Please output the records below in full, exactly as given, but without the images.

--- start Source records ---

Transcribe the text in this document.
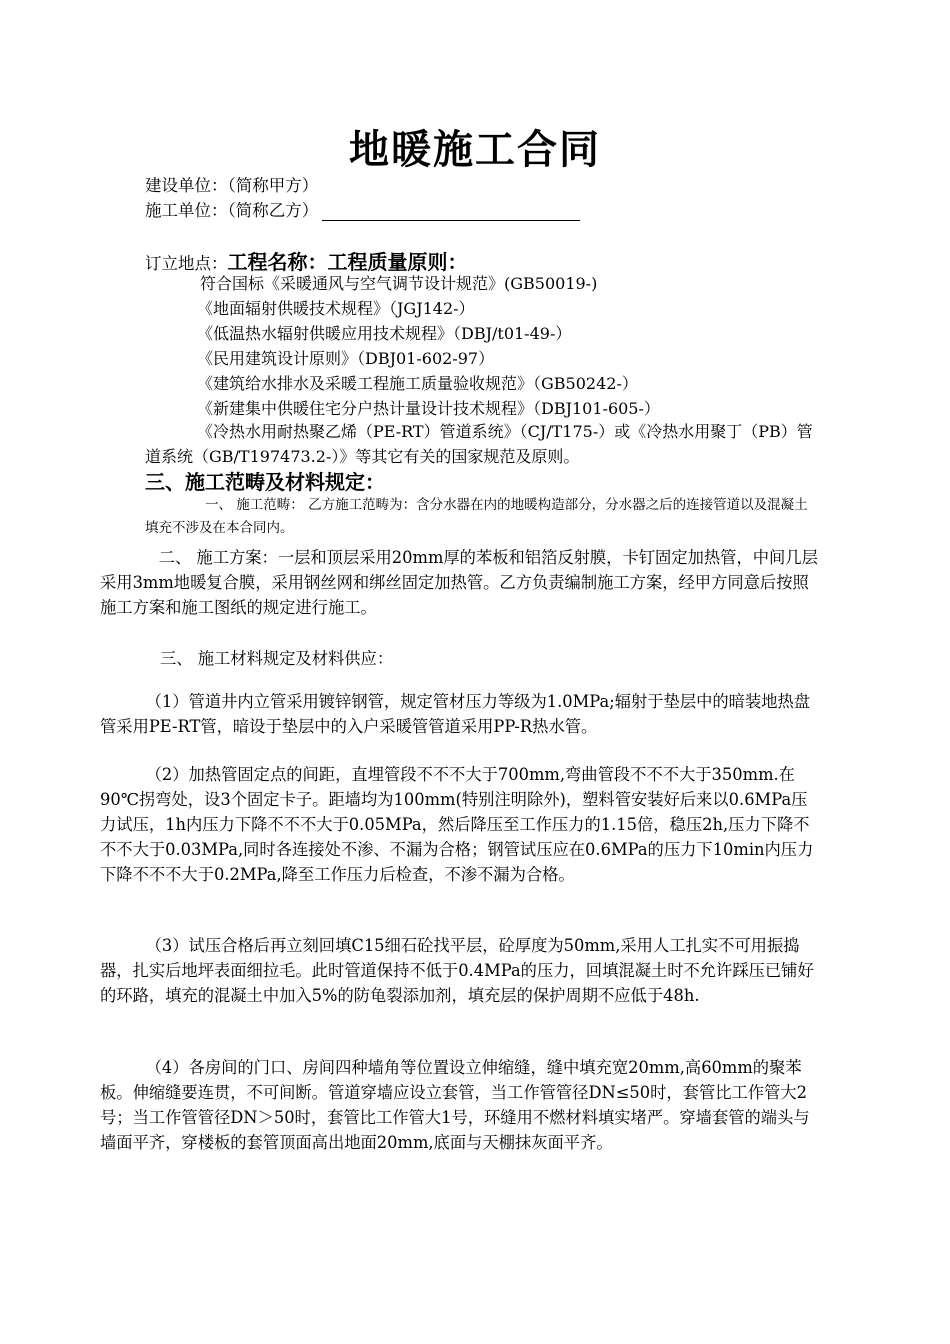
地暖施工合同
建设单位：（简称甲方）
施工单位：（简称乙方）
订立地点：工程名称：工程质量原则：
符合国标《采暖通风与空气调节设计规范》(GB50019-)
《地面辐射供暖技术规程》（JGJ142-）
《低温热水辐射供暖应用技术规程》（DBJ/t01-49-）
《民用建筑设计原则》（DBJ01-602-97）
《建筑给水排水及采暖工程施工质量验收规范》（GB50242-）
《新建集中供暖住宅分户热计量设计技术规程》（DBJ101-605-）
《冷热水用耐热聚乙烯（PE-RT）管道系统》（CJ/T175-）或《冷热水用聚丁（PB）管道系统（GB/T197473.2-）》等其它有关的国家规范及原则。
三、施工范畴及材料规定：
一、 施工范畴： 乙方施工范畴为：含分水器在内的地暖构造部分，分水器之后的连接管道以及混凝土填充不涉及在本合同内。
二、 施工方案：一层和顶层采用20mm厚的苯板和铝箔反射膜，卡钉固定加热管，中间几层采用3mm地暖复合膜，采用钢丝网和绑丝固定加热管。乙方负责编制施工方案，经甲方同意后按照施工方案和施工图纸的规定进行施工。
三、 施工材料规定及材料供应：
（1）管道井内立管采用镀锌钢管，规定管材压力等级为1.0MPa;辐射于垫层中的暗装地热盘管采用PE-RT管，暗设于垫层中的入户采暖管管道采用PP-R热水管。
（2）加热管固定点的间距，直埋管段不不不大于700mm,弯曲管段不不不大于350mm.在90℃拐弯处，设3个固定卡子。距墙均为100mm(特别注明除外)，塑料管安装好后来以0.6MPa压力试压，1h内压力下降不不不大于0.05MPa，然后降压至工作压力的1.15倍，稳压2h,压力下降不不不大于0.03MPa,同时各连接处不渗、不漏为合格；钢管试压应在0.6MPa的压力下10min内压力下降不不不大于0.2MPa,降至工作压力后检查，不渗不漏为合格。
（3）试压合格后再立刻回填C15细石砼找平层，砼厚度为50mm,采用人工扎实不可用振捣器，扎实后地坪表面细拉毛。此时管道保持不低于0.4MPa的压力，回填混凝土时不允许踩压已铺好的环路，填充的混凝土中加入5%的防龟裂添加剂，填充层的保护周期不应低于48h.
（4）各房间的门口、房间四种墙角等位置设立伸缩缝，缝中填充宽20mm,高60mm的聚苯板。伸缩缝要连贯，不可间断。管道穿墙应设立套管，当工作管管径DN≤50时，套管比工作管大2号；当工作管管径DN＞50时，套管比工作管大1号，环缝用不燃材料填实堵严。穿墙套管的端头与墙面平齐，穿楼板的套管顶面高出地面20mm,底面与天棚抹灰面平齐。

--- end Source records ---

- _Written response_:
Transcribe the text in this document.
地暖施工合同
建设单位：（简称甲方）
施工单位：（简称乙方）
订立地点：工程名称：工程质量原则：
符合国标《采暖通风与空气调节设计规范》(GB50019-)
《地面辐射供暖技术规程》（JGJ142-）
《低温热水辐射供暖应用技术规程》（DBJ/t01-49-）
《民用建筑设计原则》（DBJ01-602-97）
《建筑给水排水及采暖工程施工质量验收规范》（GB50242-）
《新建集中供暖住宅分户热计量设计技术规程》（DBJ101-605-）
《冷热水用耐热聚乙烯（PE-RT）管道系统》（CJ/T175-）或《冷热水用聚丁（PB）管道系统（GB/T197473.2-）》等其它有关的国家规范及原则。
三、施工范畴及材料规定：
一、 施工范畴： 乙方施工范畴为：含分水器在内的地暖构造部分，分水器之后的连接管道以及混凝土填充不涉及在本合同内。
二、 施工方案：一层和顶层采用20mm厚的苯板和铝箔反射膜，卡钉固定加热管，中间几层采用3mm地暖复合膜，采用钢丝网和绑丝固定加热管。乙方负责编制施工方案，经甲方同意后按照施工方案和施工图纸的规定进行施工。
三、 施工材料规定及材料供应：
（1）管道井内立管采用镀锌钢管，规定管材压力等级为1.0MPa;辐射于垫层中的暗装地热盘管采用PE-RT管，暗设于垫层中的入户采暖管管道采用PP-R热水管。
（2）加热管固定点的间距，直埋管段不不不大于700mm,弯曲管段不不不大于350mm.在90℃拐弯处，设3个固定卡子。距墙均为100mm(特别注明除外)，塑料管安装好后来以0.6MPa压力试压，1h内压力下降不不不大于0.05MPa，然后降压至工作压力的1.15倍，稳压2h,压力下降不不不大于0.03MPa,同时各连接处不渗、不漏为合格；钢管试压应在0.6MPa的压力下10min内压力下降不不不大于0.2MPa,降至工作压力后检查，不渗不漏为合格。
（3）试压合格后再立刻回填C15细石砼找平层，砼厚度为50mm,采用人工扎实不可用振捣器，扎实后地坪表面细拉毛。此时管道保持不低于0.4MPa的压力，回填混凝土时不允许踩压已铺好的环路，填充的混凝土中加入5%的防龟裂添加剂，填充层的保护周期不应低于48h.
（4）各房间的门口、房间四种墙角等位置设立伸缩缝，缝中填充宽20mm,高60mm的聚苯板。伸缩缝要连贯，不可间断。管道穿墙应设立套管，当工作管管径DN≤50时，套管比工作管大2号；当工作管管径DN＞50时，套管比工作管大1号，环缝用不燃材料填实堵严。穿墙套管的端头与墙面平齐，穿楼板的套管顶面高出地面20mm,底面与天棚抹灰面平齐。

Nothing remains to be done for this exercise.